### [WORK REQUIRED]
In the entries below, count every line with the string "Republic". State the count and nothing else.

──────── DATA ROWS ────────

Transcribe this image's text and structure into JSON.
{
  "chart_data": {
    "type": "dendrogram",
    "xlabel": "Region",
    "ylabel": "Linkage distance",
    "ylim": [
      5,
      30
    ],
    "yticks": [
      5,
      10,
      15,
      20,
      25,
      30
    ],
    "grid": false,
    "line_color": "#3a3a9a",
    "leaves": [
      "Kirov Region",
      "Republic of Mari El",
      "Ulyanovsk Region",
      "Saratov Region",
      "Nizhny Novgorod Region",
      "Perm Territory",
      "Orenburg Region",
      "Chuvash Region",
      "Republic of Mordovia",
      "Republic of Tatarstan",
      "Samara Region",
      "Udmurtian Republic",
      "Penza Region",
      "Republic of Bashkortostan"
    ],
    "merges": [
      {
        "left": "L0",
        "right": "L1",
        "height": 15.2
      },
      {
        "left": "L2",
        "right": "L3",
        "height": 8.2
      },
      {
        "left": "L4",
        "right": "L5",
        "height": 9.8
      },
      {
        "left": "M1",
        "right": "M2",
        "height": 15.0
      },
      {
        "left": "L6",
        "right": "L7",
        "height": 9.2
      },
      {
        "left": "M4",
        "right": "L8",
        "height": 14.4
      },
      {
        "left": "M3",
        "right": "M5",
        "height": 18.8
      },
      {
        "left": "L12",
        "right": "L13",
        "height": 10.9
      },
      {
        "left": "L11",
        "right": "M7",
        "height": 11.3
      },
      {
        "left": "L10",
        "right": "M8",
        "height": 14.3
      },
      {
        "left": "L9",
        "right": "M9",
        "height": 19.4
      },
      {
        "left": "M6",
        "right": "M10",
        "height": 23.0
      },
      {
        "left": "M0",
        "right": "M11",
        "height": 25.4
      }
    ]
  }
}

────────

### [WRITTEN SOLUTION]
5